[start SUPPLIED MATERIAL]

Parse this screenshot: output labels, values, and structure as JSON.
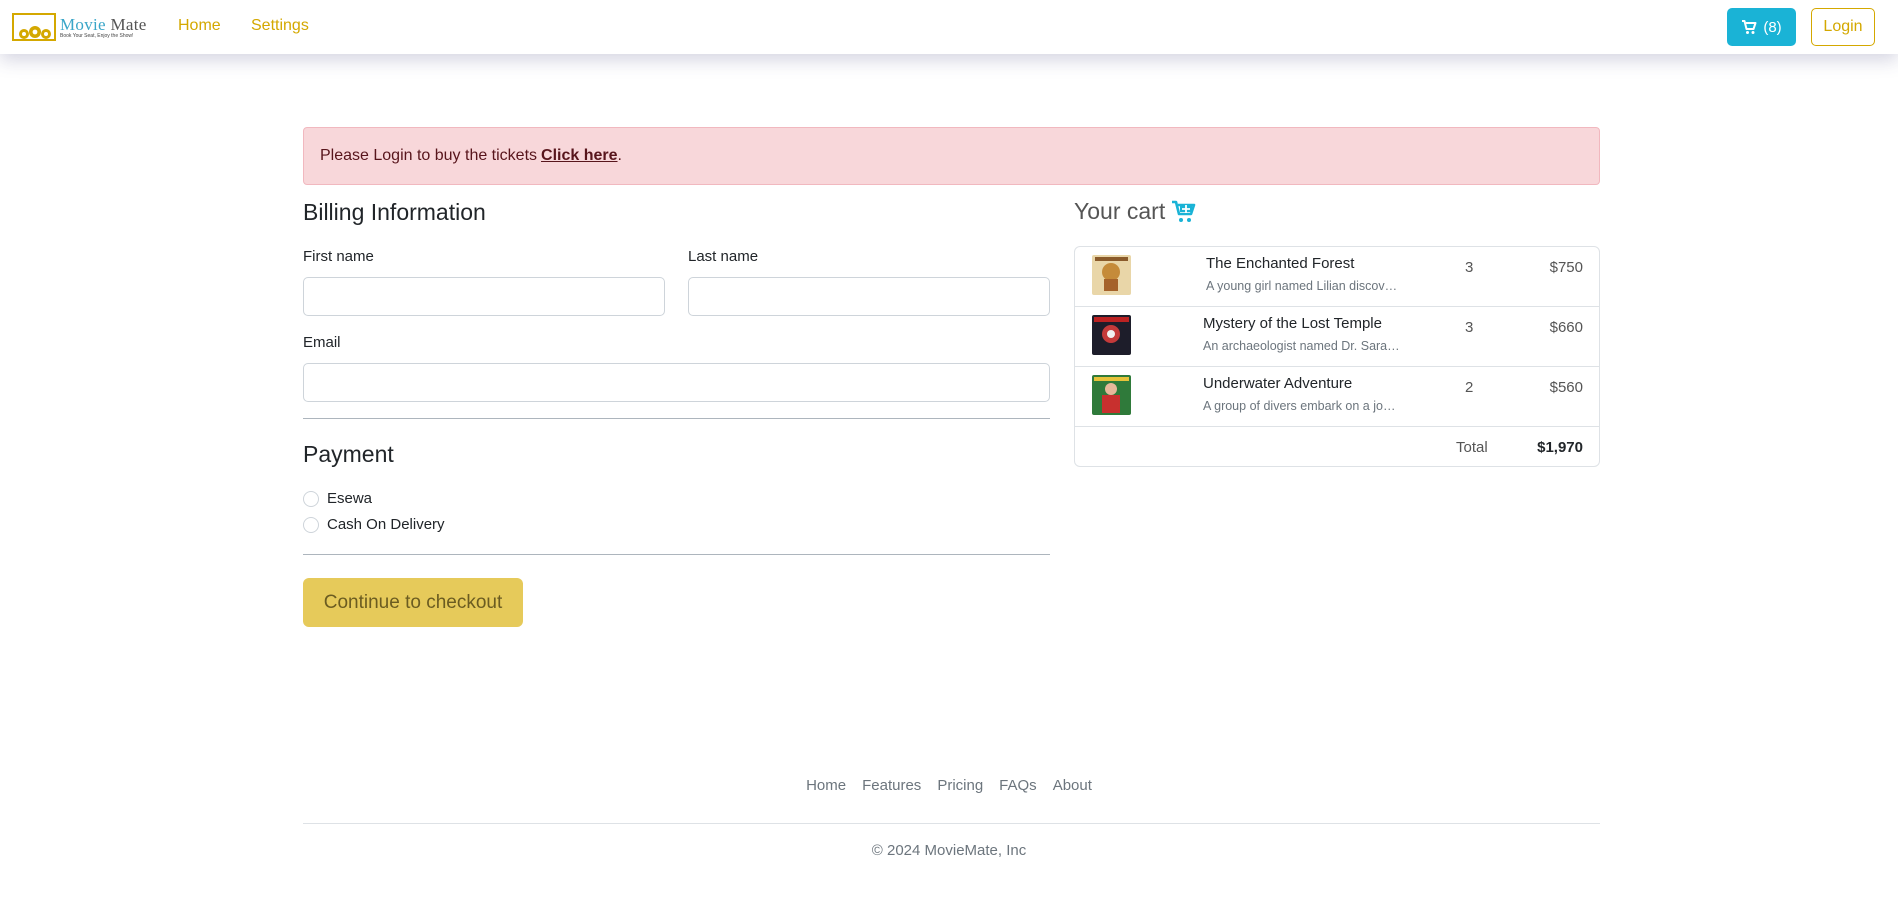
{
  "navbar": {
    "logo_name_first": "Movie",
    "logo_name_second": "Mate",
    "logo_tagline": "Book Your Seat, Enjoy the Show!",
    "links": [
      "Home",
      "Settings"
    ],
    "cart_count": "(8)",
    "cart_icon": "cart-icon",
    "login_label": "Login"
  },
  "alert": {
    "text": "Please Login to buy the tickets",
    "link_text": "Click here",
    "suffix": "."
  },
  "billing": {
    "title": "Billing Information",
    "first_name_label": "First name",
    "first_name_value": "",
    "last_name_label": "Last name",
    "last_name_value": "",
    "email_label": "Email",
    "email_value": ""
  },
  "payment": {
    "title": "Payment",
    "options": [
      "Esewa",
      "Cash On Delivery"
    ],
    "checkout_label": "Continue to checkout"
  },
  "cart": {
    "title": "Your cart",
    "icon": "cart-plus-icon",
    "items": [
      {
        "title": "The Enchanted Forest",
        "desc": "A young girl named Lilian discovers a magical forest",
        "qty": "3",
        "price": "$750"
      },
      {
        "title": "Mystery of the Lost Temple",
        "desc": "An archaeologist named Dr. Sarah uncovers",
        "qty": "3",
        "price": "$660"
      },
      {
        "title": "Underwater Adventure",
        "desc": "A group of divers embark on a journey",
        "qty": "2",
        "price": "$560"
      }
    ],
    "total_label": "Total",
    "total_value": "$1,970"
  },
  "footer": {
    "links": [
      "Home",
      "Features",
      "Pricing",
      "FAQs",
      "About"
    ],
    "copyright": "© 2024 MovieMate, Inc"
  },
  "colors": {
    "accent": "#d4a800",
    "info": "#1ab3d6",
    "alert_bg": "#f8d7da",
    "checkout_bg": "#e6ca5a"
  }
}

[end SUPPLIED MATERIAL]

§ WRITTEN PROBLEM
Copy all the lines of data exactly as they appear, dropping any images.

§ OUTPUT FOR THIS EXERCISE
Parse this screenshot: output labels, values, and structure as JSON.
{
  "navbar": {
    "logo_name_first": "Movie",
    "logo_name_second": "Mate",
    "logo_tagline": "Book Your Seat, Enjoy the Show!",
    "links": [
      "Home",
      "Settings"
    ],
    "cart_count": "(8)",
    "cart_icon": "cart-icon",
    "login_label": "Login"
  },
  "alert": {
    "text": "Please Login to buy the tickets",
    "link_text": "Click here",
    "suffix": "."
  },
  "billing": {
    "title": "Billing Information",
    "first_name_label": "First name",
    "first_name_value": "",
    "last_name_label": "Last name",
    "last_name_value": "",
    "email_label": "Email",
    "email_value": ""
  },
  "payment": {
    "title": "Payment",
    "options": [
      "Esewa",
      "Cash On Delivery"
    ],
    "checkout_label": "Continue to checkout"
  },
  "cart": {
    "title": "Your cart",
    "icon": "cart-plus-icon",
    "items": [
      {
        "title": "The Enchanted Forest",
        "desc": "A young girl named Lilian discovers a magical forest",
        "qty": "3",
        "price": "$750"
      },
      {
        "title": "Mystery of the Lost Temple",
        "desc": "An archaeologist named Dr. Sarah uncovers",
        "qty": "3",
        "price": "$660"
      },
      {
        "title": "Underwater Adventure",
        "desc": "A group of divers embark on a journey",
        "qty": "2",
        "price": "$560"
      }
    ],
    "total_label": "Total",
    "total_value": "$1,970"
  },
  "footer": {
    "links": [
      "Home",
      "Features",
      "Pricing",
      "FAQs",
      "About"
    ],
    "copyright": "© 2024 MovieMate, Inc"
  },
  "colors": {
    "accent": "#d4a800",
    "info": "#1ab3d6",
    "alert_bg": "#f8d7da",
    "checkout_bg": "#e6ca5a"
  }
}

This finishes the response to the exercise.